# START OF Source records
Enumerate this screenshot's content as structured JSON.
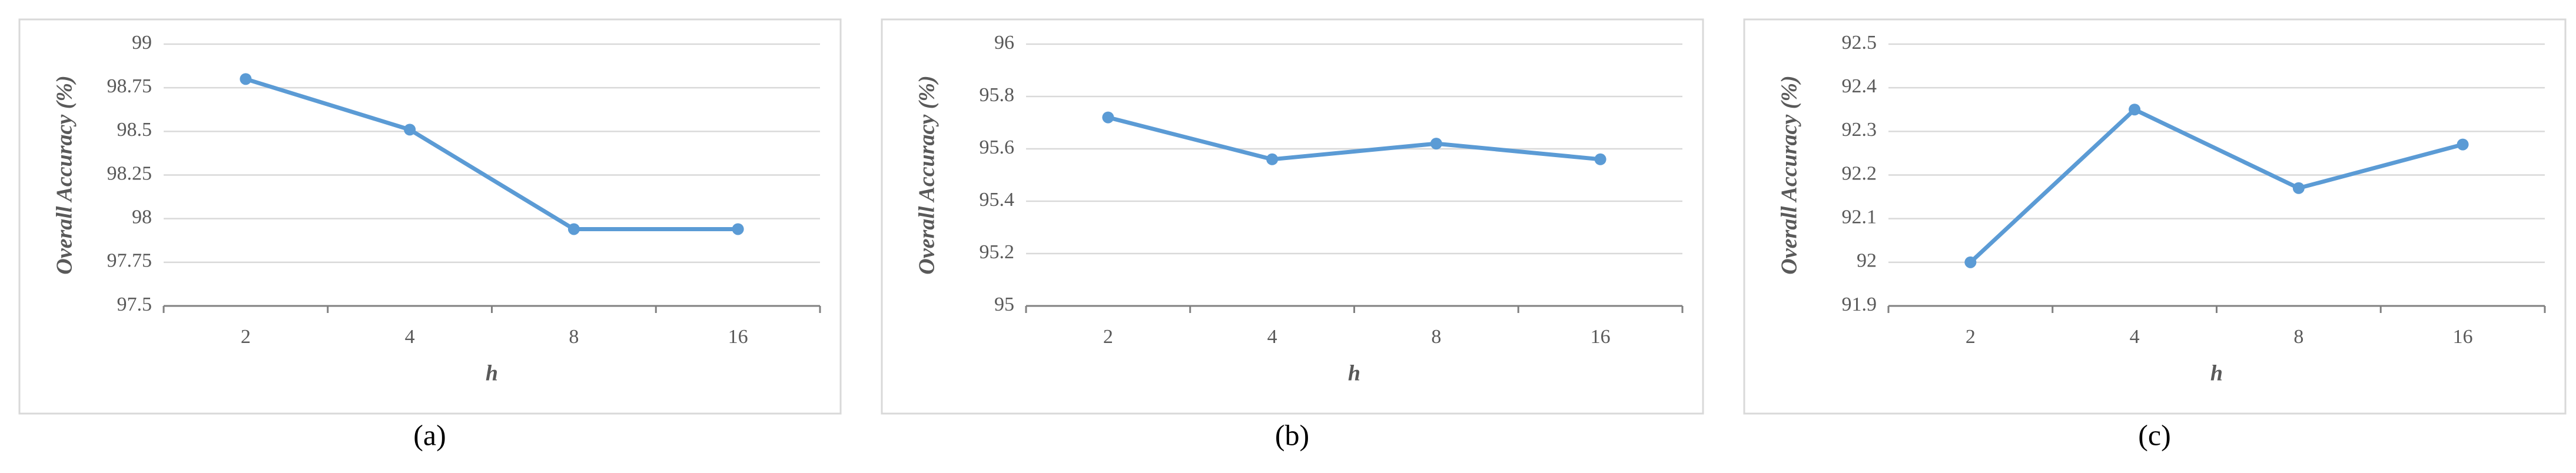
{
  "chart_data": [
    {
      "type": "line",
      "caption": "(a)",
      "x_label": "h",
      "y_label": "Overall Accuracy (%)",
      "categories": [
        "2",
        "4",
        "8",
        "16"
      ],
      "series": [
        {
          "color": "#5b9bd5",
          "values": [
            98.8,
            98.51,
            97.94,
            97.94
          ]
        }
      ],
      "ylim": [
        97.5,
        99
      ],
      "yticks": [
        97.5,
        97.75,
        98,
        98.25,
        98.5,
        98.75,
        99
      ],
      "grid": true
    },
    {
      "type": "line",
      "caption": "(b)",
      "x_label": "h",
      "y_label": "Overall Accuracy (%)",
      "categories": [
        "2",
        "4",
        "8",
        "16"
      ],
      "series": [
        {
          "color": "#5b9bd5",
          "values": [
            95.72,
            95.56,
            95.62,
            95.56
          ]
        }
      ],
      "ylim": [
        95,
        96
      ],
      "yticks": [
        95,
        95.2,
        95.4,
        95.6,
        95.8,
        96
      ],
      "grid": true
    },
    {
      "type": "line",
      "caption": "(c)",
      "x_label": "h",
      "y_label": "Overall Accuracy (%)",
      "categories": [
        "2",
        "4",
        "8",
        "16"
      ],
      "series": [
        {
          "color": "#5b9bd5",
          "values": [
            92.0,
            92.35,
            92.17,
            92.27
          ]
        }
      ],
      "ylim": [
        91.9,
        92.5
      ],
      "yticks": [
        91.9,
        92,
        92.1,
        92.2,
        92.3,
        92.4,
        92.5
      ],
      "grid": true
    }
  ]
}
# END OF Source records
Retype all of the entries exactly as written, leaving out any images.

Enumerate this screenshot's content as structured JSON.
{
  "chart_data": [
    {
      "type": "line",
      "caption": "(a)",
      "x_label": "h",
      "y_label": "Overall Accuracy (%)",
      "categories": [
        "2",
        "4",
        "8",
        "16"
      ],
      "series": [
        {
          "color": "#5b9bd5",
          "values": [
            98.8,
            98.51,
            97.94,
            97.94
          ]
        }
      ],
      "ylim": [
        97.5,
        99
      ],
      "yticks": [
        97.5,
        97.75,
        98,
        98.25,
        98.5,
        98.75,
        99
      ],
      "grid": true
    },
    {
      "type": "line",
      "caption": "(b)",
      "x_label": "h",
      "y_label": "Overall Accuracy (%)",
      "categories": [
        "2",
        "4",
        "8",
        "16"
      ],
      "series": [
        {
          "color": "#5b9bd5",
          "values": [
            95.72,
            95.56,
            95.62,
            95.56
          ]
        }
      ],
      "ylim": [
        95,
        96
      ],
      "yticks": [
        95,
        95.2,
        95.4,
        95.6,
        95.8,
        96
      ],
      "grid": true
    },
    {
      "type": "line",
      "caption": "(c)",
      "x_label": "h",
      "y_label": "Overall Accuracy (%)",
      "categories": [
        "2",
        "4",
        "8",
        "16"
      ],
      "series": [
        {
          "color": "#5b9bd5",
          "values": [
            92.0,
            92.35,
            92.17,
            92.27
          ]
        }
      ],
      "ylim": [
        91.9,
        92.5
      ],
      "yticks": [
        91.9,
        92,
        92.1,
        92.2,
        92.3,
        92.4,
        92.5
      ],
      "grid": true
    }
  ]
}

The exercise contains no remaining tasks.